Locate and copy each line in the data that contains the word "December".
-- Begin Listing --
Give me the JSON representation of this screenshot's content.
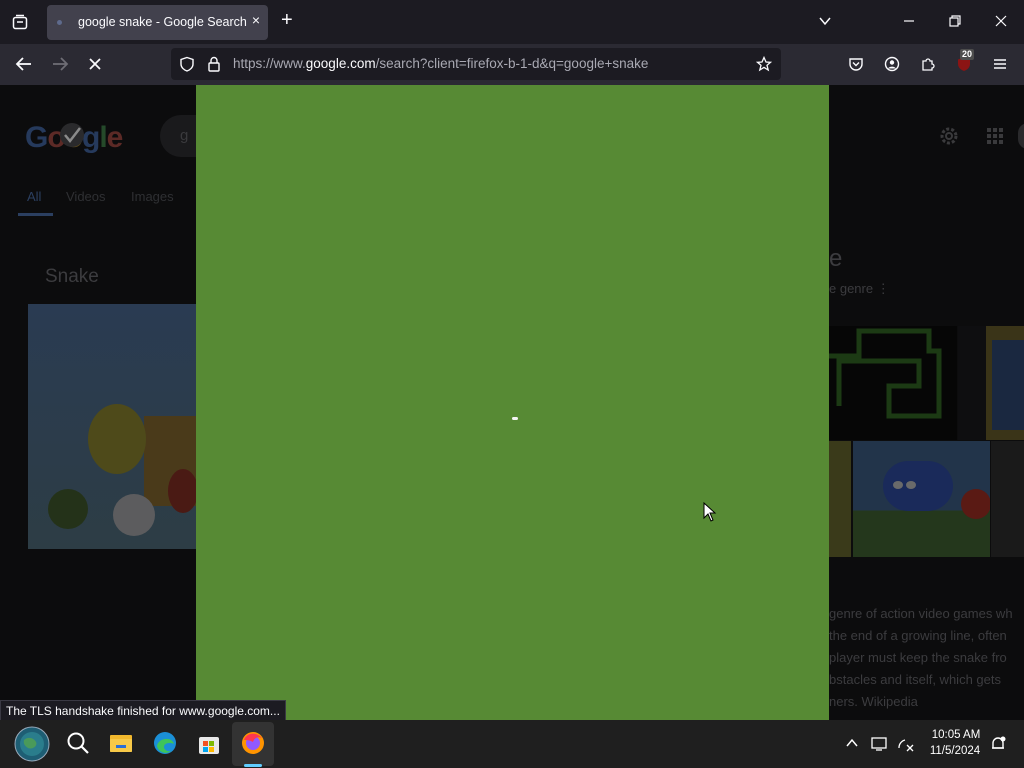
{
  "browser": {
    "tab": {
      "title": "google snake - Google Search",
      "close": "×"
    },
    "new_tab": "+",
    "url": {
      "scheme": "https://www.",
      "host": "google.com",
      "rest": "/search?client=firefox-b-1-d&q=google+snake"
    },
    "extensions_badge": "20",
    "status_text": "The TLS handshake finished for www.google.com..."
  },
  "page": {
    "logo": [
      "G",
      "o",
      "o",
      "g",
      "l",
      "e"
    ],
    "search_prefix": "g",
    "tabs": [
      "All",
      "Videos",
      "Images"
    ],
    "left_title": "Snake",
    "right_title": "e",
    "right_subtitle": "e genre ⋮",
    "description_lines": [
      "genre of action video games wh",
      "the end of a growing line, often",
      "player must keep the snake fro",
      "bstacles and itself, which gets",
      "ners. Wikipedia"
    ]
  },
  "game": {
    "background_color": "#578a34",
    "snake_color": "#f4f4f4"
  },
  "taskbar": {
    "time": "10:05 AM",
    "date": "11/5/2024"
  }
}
-- End Listing --
-- Begin Listing --
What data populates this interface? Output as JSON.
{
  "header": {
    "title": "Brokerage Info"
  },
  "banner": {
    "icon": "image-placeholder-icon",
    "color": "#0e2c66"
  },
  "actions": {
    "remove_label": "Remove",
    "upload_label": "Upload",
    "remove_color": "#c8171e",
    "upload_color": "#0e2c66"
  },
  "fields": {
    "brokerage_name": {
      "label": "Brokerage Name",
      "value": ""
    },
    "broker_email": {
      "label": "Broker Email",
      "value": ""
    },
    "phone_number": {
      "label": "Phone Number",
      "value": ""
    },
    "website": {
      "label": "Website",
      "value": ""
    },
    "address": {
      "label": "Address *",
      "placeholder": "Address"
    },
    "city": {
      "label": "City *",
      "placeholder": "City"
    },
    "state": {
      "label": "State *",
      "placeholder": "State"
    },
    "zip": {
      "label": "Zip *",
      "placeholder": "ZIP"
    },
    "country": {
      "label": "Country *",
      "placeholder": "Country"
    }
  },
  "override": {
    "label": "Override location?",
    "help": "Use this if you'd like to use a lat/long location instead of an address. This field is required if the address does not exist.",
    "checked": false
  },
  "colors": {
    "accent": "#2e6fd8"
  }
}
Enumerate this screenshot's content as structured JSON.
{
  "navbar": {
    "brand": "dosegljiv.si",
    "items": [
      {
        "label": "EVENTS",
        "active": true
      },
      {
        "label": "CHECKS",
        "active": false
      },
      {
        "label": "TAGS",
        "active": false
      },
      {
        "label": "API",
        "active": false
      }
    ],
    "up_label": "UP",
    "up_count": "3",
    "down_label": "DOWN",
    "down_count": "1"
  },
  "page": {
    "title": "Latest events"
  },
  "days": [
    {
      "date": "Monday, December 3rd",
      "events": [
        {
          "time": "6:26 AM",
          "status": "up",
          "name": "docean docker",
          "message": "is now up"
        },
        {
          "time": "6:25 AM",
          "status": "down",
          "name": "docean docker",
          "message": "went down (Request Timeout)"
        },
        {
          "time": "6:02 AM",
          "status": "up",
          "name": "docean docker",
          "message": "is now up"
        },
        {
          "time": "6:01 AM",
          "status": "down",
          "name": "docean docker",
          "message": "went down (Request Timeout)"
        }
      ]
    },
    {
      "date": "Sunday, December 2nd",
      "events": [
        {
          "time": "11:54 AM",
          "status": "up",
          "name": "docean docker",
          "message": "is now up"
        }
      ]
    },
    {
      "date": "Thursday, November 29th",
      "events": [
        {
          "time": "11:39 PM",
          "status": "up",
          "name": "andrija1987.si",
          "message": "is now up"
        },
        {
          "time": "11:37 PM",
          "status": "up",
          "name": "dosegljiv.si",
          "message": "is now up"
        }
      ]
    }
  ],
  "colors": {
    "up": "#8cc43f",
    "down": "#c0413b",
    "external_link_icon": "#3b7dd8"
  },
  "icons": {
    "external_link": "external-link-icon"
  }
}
-- End Listing --
* _Finished exercise_:
      "date": "Monday, December 3rd",
      "date": "Sunday, December 2nd",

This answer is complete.